[Job]: Find the word "username" in the listing; pull out each line holding it.

[Material for this task]:
%%

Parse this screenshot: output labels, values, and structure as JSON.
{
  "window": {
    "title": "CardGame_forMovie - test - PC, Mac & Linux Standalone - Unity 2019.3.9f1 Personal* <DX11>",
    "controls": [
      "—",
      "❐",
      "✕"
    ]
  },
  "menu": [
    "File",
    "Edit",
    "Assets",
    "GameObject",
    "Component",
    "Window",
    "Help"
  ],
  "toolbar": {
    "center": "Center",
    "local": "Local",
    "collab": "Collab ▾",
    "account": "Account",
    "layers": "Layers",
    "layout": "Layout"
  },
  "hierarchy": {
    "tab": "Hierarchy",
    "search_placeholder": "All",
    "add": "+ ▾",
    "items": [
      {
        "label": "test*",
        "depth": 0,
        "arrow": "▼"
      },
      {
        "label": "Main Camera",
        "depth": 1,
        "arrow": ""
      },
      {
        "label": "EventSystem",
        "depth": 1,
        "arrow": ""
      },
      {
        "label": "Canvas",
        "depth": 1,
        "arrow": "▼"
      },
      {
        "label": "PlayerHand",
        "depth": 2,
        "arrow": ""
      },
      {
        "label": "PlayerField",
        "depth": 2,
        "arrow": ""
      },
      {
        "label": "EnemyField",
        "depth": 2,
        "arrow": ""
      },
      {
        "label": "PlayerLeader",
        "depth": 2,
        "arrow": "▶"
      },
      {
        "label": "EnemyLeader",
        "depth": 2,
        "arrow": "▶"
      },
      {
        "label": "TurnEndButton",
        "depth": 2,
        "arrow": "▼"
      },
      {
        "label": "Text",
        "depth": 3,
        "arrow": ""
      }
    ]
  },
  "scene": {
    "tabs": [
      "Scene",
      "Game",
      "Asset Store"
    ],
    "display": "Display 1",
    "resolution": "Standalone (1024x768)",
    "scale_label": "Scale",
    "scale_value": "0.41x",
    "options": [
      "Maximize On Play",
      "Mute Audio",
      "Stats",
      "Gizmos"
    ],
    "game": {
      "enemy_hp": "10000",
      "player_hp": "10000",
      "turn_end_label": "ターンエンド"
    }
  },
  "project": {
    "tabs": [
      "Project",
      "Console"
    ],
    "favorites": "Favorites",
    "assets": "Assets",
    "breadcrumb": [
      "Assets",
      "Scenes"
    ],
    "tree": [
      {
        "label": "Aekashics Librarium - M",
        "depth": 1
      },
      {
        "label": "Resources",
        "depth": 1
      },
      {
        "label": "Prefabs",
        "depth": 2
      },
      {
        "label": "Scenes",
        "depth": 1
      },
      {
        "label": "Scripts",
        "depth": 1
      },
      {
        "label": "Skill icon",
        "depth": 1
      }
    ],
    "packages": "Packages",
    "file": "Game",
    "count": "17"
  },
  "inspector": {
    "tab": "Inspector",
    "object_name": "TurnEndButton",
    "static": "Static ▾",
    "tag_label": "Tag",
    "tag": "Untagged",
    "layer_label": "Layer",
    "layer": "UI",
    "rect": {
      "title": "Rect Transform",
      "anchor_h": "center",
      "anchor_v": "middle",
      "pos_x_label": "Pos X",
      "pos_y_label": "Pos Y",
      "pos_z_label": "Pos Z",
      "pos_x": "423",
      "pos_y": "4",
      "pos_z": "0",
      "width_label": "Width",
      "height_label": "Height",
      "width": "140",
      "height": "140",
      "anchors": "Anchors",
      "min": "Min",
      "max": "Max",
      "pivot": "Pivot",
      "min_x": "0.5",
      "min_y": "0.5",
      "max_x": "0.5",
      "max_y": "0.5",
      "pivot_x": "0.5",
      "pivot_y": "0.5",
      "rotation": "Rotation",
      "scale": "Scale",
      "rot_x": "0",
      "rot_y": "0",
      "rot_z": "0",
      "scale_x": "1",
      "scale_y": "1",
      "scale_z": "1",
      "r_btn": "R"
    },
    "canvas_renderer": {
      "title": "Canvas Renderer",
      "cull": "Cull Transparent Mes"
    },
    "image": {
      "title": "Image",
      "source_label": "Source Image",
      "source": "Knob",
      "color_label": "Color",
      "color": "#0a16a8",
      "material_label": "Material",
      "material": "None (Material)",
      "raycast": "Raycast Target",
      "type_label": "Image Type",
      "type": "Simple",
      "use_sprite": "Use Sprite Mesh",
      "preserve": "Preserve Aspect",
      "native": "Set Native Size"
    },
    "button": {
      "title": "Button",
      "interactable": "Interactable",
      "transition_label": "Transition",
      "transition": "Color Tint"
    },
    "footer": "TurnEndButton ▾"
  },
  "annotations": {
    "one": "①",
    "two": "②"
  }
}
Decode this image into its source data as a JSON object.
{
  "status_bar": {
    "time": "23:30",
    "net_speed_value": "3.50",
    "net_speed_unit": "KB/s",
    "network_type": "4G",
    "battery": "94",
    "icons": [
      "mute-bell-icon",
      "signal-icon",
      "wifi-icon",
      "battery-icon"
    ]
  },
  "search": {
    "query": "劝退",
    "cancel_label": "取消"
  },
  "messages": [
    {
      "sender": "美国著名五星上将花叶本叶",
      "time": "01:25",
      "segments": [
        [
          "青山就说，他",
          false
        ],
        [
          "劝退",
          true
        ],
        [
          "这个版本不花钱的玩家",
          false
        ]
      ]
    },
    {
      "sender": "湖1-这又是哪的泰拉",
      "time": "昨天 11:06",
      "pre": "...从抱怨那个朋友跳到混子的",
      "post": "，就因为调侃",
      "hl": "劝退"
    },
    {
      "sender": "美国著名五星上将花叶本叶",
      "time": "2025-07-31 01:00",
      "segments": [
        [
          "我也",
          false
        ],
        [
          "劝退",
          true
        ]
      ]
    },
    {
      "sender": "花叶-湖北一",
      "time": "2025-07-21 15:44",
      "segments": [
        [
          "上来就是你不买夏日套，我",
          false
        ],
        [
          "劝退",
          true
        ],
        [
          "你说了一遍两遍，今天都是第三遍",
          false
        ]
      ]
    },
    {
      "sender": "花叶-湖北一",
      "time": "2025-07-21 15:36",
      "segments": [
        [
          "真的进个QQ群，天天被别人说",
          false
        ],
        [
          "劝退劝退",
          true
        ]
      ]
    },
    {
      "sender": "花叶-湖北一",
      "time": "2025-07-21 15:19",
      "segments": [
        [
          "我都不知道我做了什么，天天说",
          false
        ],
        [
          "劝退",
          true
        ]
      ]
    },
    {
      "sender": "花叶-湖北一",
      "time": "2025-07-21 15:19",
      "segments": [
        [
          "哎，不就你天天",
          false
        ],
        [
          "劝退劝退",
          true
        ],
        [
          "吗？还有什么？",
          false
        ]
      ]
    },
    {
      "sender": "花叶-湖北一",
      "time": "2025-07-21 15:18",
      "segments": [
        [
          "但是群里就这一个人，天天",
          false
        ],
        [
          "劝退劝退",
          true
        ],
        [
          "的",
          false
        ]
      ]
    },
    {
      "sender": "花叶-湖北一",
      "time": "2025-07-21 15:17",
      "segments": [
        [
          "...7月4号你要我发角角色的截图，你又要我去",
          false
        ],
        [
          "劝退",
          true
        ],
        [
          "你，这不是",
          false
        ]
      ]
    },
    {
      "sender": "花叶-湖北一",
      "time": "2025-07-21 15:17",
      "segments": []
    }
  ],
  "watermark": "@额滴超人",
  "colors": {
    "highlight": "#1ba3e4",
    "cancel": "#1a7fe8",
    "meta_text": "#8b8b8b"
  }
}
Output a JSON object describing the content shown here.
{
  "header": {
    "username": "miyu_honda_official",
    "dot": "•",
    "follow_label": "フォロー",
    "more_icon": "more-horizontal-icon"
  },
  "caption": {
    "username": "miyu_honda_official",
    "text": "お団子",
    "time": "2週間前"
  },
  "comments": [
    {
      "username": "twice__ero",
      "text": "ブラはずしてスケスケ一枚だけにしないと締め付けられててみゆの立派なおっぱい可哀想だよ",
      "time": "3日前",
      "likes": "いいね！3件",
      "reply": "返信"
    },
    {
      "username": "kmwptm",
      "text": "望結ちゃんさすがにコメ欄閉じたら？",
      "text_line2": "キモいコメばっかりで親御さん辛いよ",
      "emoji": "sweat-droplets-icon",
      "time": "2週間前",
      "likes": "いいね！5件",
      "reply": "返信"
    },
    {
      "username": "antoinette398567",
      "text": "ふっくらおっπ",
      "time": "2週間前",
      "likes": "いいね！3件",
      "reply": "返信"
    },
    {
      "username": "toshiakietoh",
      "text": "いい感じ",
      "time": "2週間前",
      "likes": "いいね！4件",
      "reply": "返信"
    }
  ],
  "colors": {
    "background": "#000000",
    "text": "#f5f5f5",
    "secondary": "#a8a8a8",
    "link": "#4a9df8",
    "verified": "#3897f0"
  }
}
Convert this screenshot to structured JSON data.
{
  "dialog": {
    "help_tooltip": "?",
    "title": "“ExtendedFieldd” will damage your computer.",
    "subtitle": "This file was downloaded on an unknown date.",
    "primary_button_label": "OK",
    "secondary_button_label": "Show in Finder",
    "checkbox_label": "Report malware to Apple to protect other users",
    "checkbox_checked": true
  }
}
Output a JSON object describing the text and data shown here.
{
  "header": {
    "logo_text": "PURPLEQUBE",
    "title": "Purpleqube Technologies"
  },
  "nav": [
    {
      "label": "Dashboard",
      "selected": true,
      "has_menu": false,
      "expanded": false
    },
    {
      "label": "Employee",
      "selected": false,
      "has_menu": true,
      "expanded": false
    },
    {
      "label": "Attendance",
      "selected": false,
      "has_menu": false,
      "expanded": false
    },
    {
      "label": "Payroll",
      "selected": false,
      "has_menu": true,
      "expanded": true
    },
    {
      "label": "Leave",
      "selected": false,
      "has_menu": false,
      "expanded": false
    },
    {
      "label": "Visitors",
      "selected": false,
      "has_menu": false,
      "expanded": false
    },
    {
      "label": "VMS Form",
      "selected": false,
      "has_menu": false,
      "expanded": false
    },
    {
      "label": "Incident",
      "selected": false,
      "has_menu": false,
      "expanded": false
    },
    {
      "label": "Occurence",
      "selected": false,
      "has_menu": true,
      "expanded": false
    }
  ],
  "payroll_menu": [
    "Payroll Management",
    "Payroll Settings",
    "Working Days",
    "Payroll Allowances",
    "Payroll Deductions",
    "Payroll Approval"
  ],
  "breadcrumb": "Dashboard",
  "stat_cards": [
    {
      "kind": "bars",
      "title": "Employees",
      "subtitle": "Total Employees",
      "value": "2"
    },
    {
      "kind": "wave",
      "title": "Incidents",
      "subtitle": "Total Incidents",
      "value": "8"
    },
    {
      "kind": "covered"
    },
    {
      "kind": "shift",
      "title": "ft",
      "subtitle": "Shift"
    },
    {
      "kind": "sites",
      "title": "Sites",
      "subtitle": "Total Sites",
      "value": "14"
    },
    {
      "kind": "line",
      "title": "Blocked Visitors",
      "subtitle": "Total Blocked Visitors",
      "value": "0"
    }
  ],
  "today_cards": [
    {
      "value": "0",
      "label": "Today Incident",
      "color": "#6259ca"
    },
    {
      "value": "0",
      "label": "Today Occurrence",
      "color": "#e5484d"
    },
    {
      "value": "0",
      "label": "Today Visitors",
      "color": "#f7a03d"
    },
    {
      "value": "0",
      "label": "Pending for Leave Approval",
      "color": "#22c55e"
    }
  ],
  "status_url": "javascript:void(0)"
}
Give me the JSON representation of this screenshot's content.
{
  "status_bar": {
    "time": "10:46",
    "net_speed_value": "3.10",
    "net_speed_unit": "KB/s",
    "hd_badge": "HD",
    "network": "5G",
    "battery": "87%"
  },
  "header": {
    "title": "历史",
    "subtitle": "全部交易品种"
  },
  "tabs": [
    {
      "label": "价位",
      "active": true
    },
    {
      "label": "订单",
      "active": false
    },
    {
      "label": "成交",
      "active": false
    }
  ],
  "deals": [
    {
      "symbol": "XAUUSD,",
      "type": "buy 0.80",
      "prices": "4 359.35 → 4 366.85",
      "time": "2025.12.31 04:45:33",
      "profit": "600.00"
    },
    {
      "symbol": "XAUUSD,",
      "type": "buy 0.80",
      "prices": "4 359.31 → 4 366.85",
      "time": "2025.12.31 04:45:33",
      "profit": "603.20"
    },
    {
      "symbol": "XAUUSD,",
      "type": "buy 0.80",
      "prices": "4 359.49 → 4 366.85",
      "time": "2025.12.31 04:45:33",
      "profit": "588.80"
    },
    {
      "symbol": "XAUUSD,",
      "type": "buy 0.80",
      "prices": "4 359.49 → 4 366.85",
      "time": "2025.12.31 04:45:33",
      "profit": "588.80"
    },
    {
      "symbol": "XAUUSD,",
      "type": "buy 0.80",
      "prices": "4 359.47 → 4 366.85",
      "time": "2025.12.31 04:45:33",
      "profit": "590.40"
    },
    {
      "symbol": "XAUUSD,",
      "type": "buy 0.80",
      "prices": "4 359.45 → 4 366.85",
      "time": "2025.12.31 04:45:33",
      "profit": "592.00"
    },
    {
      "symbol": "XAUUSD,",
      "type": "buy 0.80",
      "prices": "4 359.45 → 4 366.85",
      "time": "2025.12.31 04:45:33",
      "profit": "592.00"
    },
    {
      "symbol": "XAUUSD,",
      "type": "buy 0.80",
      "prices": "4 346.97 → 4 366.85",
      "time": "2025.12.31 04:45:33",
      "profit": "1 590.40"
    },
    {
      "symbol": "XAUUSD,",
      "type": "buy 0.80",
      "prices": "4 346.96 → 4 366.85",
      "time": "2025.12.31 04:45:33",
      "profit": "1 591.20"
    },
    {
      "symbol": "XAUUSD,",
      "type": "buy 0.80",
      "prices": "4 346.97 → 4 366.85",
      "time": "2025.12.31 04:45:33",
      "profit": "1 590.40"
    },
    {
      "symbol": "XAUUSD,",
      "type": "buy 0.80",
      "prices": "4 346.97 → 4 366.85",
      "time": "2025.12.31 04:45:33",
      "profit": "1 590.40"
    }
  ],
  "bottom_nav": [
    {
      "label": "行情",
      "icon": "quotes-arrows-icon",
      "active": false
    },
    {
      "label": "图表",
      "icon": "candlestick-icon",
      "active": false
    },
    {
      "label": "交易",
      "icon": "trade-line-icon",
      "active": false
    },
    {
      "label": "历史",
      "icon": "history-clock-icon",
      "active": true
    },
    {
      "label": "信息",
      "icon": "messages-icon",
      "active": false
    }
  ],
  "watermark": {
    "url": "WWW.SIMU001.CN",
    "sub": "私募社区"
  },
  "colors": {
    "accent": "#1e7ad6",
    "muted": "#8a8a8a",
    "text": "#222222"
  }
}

%%

[Completed exercise]:
    "username": "miyu_honda_official",
    "username": "miyu_honda_official",
      "username": "twice__ero",
      "username": "kmwptm",
      "username": "antoinette398567",
      "username": "toshiakietoh",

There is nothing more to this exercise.